> **What this task involves**
Which lines below hold the word "least"? Report each one.
----- Supplied material -----
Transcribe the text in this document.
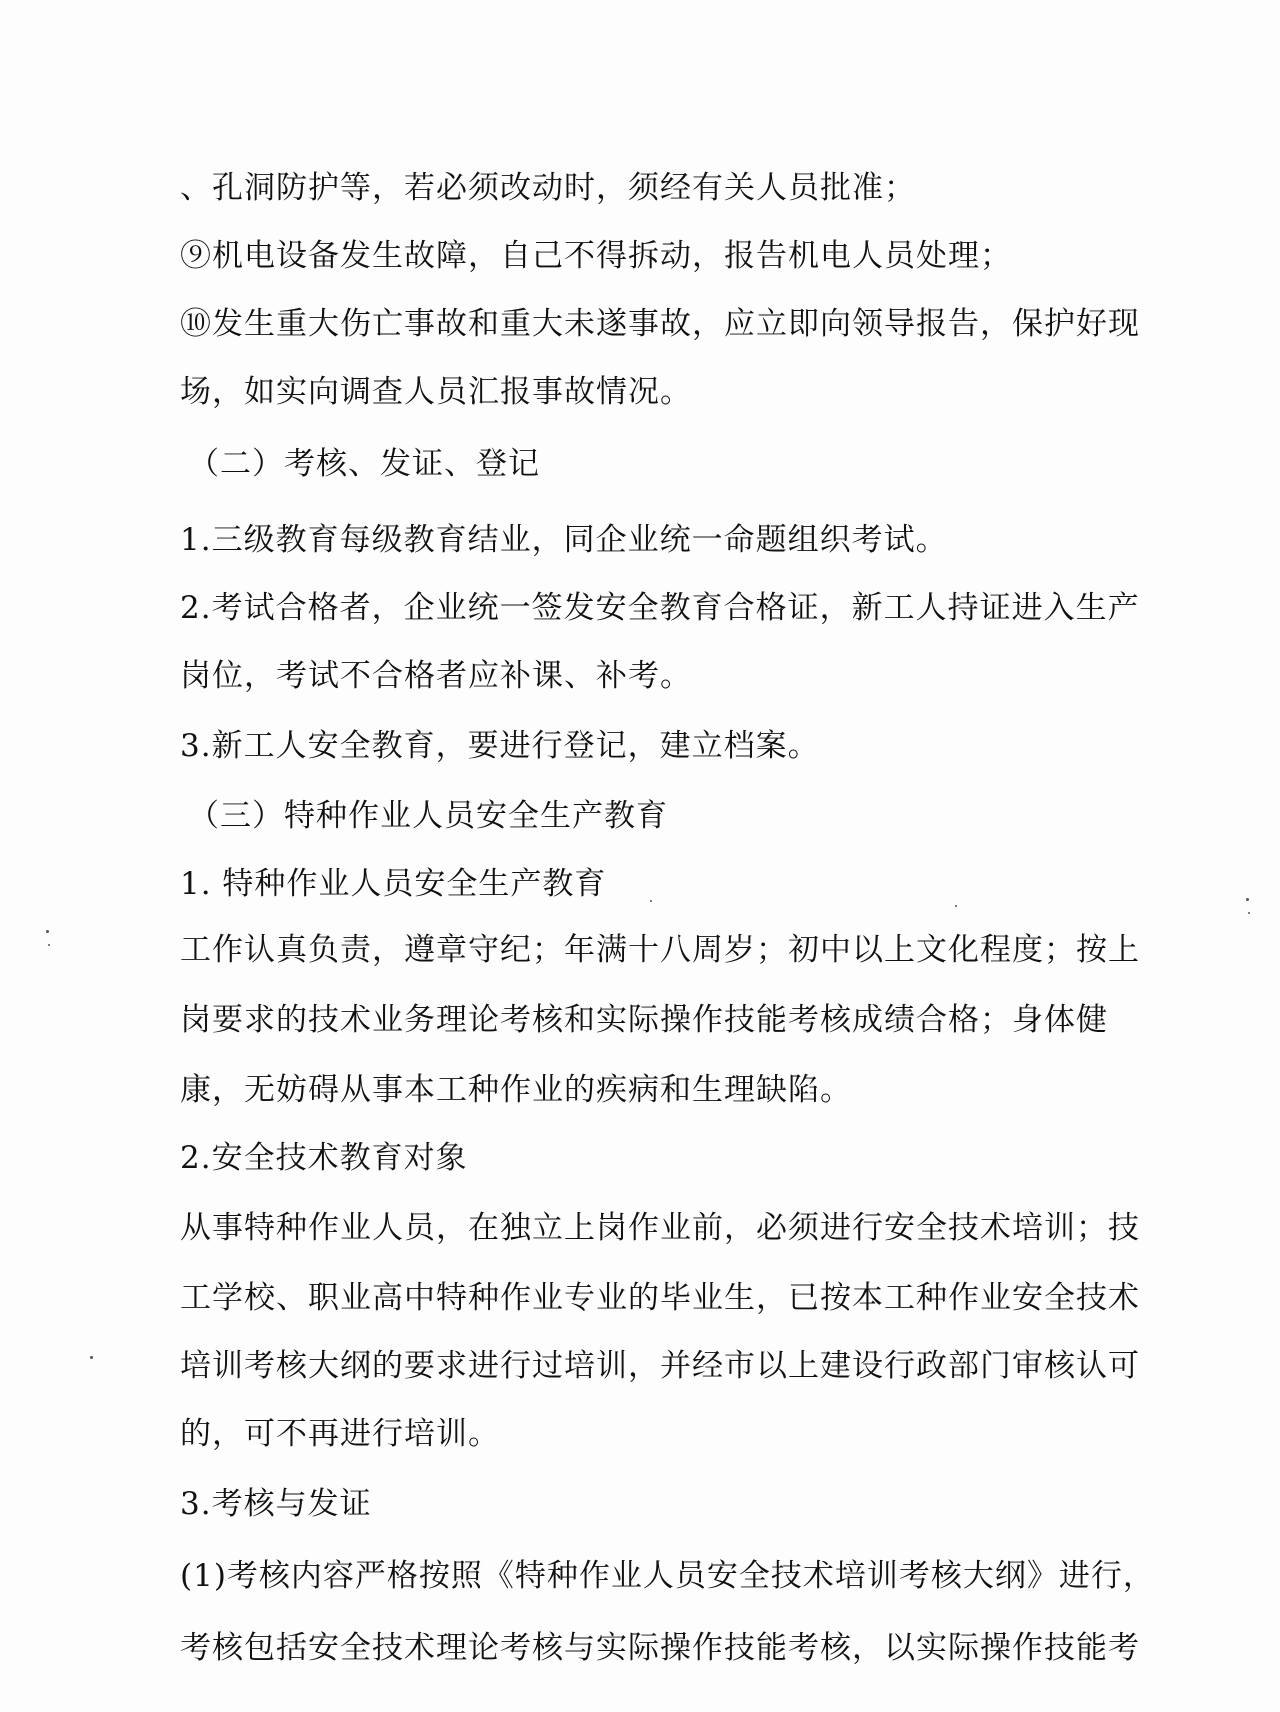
、孔洞防护等，若必须改动时，须经有关人员批准；
⑨机电设备发生故障，自己不得拆动，报告机电人员处理；
⑩发生重大伤亡事故和重大未遂事故，应立即向领导报告，保护好现
场，如实向调查人员汇报事故情况。
（二）考核、发证、登记
1.三级教育每级教育结业，同企业统一命题组织考试。
2.考试合格者，企业统一签发安全教育合格证，新工人持证进入生产
岗位，考试不合格者应补课、补考。
3.新工人安全教育，要进行登记，建立档案。
（三）特种作业人员安全生产教育
1. 特种作业人员安全生产教育
工作认真负责，遵章守纪；年满十八周岁；初中以上文化程度；按上
岗要求的技术业务理论考核和实际操作技能考核成绩合格；身体健
康，无妨碍从事本工种作业的疾病和生理缺陷。
2.安全技术教育对象
从事特种作业人员，在独立上岗作业前，必须进行安全技术培训；技
工学校、职业高中特种作业专业的毕业生，已按本工种作业安全技术
培训考核大纲的要求进行过培训，并经市以上建设行政部门审核认可
的，可不再进行培训。
3.考核与发证
(1)考核内容严格按照《特种作业人员安全技术培训考核大纲》进行，
考核包括安全技术理论考核与实际操作技能考核，以实际操作技能考
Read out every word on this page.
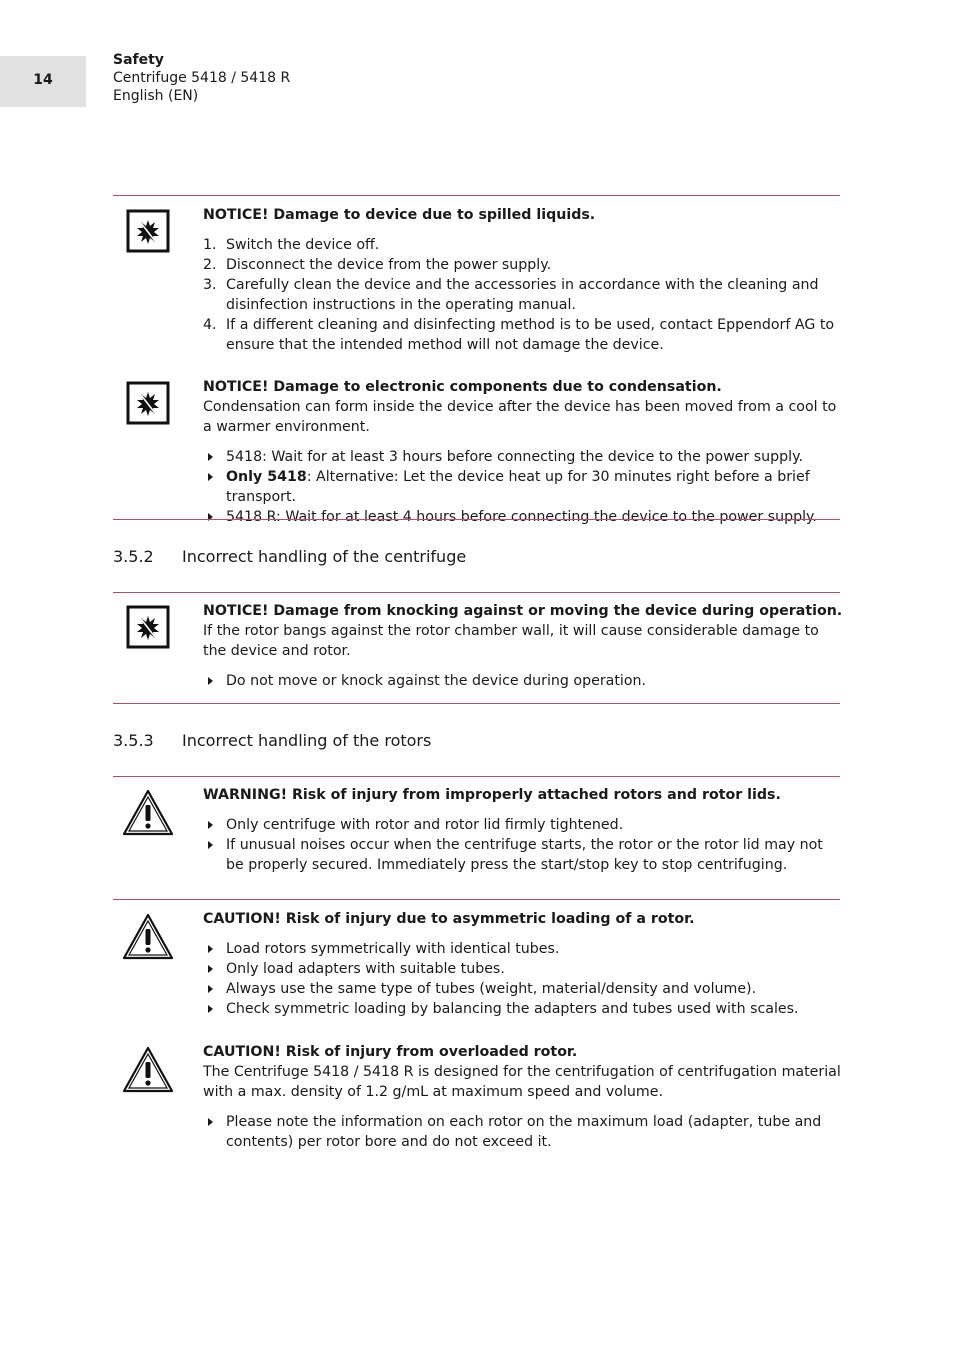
14
Safety
Centrifuge 5418 / 5418 R
English (EN)
NOTICE! Damage to device due to spilled liquids.
1. Switch the device off.
2. Disconnect the device from the power supply.
3. Carefully clean the device and the accessories in accordance with the cleaning and disinfection instructions in the operating manual.
4. If a different cleaning and disinfecting method is to be used, contact Eppendorf AG to ensure that the intended method will not damage the device.
NOTICE! Damage to electronic components due to condensation.
Condensation can form inside the device after the device has been moved from a cool to a warmer environment.
5418: Wait for at least 3 hours before connecting the device to the power supply.
Only 5418: Alternative: Let the device heat up for 30 minutes right before a brief transport.
5418 R: Wait for at least 4 hours before connecting the device to the power supply.
3.5.2 Incorrect handling of the centrifuge
NOTICE! Damage from knocking against or moving the device during operation.
If the rotor bangs against the rotor chamber wall, it will cause considerable damage to the device and rotor.
Do not move or knock against the device during operation.
3.5.3 Incorrect handling of the rotors
WARNING! Risk of injury from improperly attached rotors and rotor lids.
Only centrifuge with rotor and rotor lid firmly tightened.
If unusual noises occur when the centrifuge starts, the rotor or the rotor lid may not be properly secured. Immediately press the start/stop key to stop centrifuging.
CAUTION! Risk of injury due to asymmetric loading of a rotor.
Load rotors symmetrically with identical tubes.
Only load adapters with suitable tubes.
Always use the same type of tubes (weight, material/density and volume).
Check symmetric loading by balancing the adapters and tubes used with scales.
CAUTION! Risk of injury from overloaded rotor.
The Centrifuge 5418 / 5418 R is designed for the centrifugation of centrifugation material with a max. density of 1.2 g/mL at maximum speed and volume.
Please note the information on each rotor on the maximum load (adapter, tube and contents) per rotor bore and do not exceed it.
-----
> **Response**
5418: Wait for at least 3 hours before connecting the device to the power supply.
5418 R: Wait for at least 4 hours before connecting the device to the power supply.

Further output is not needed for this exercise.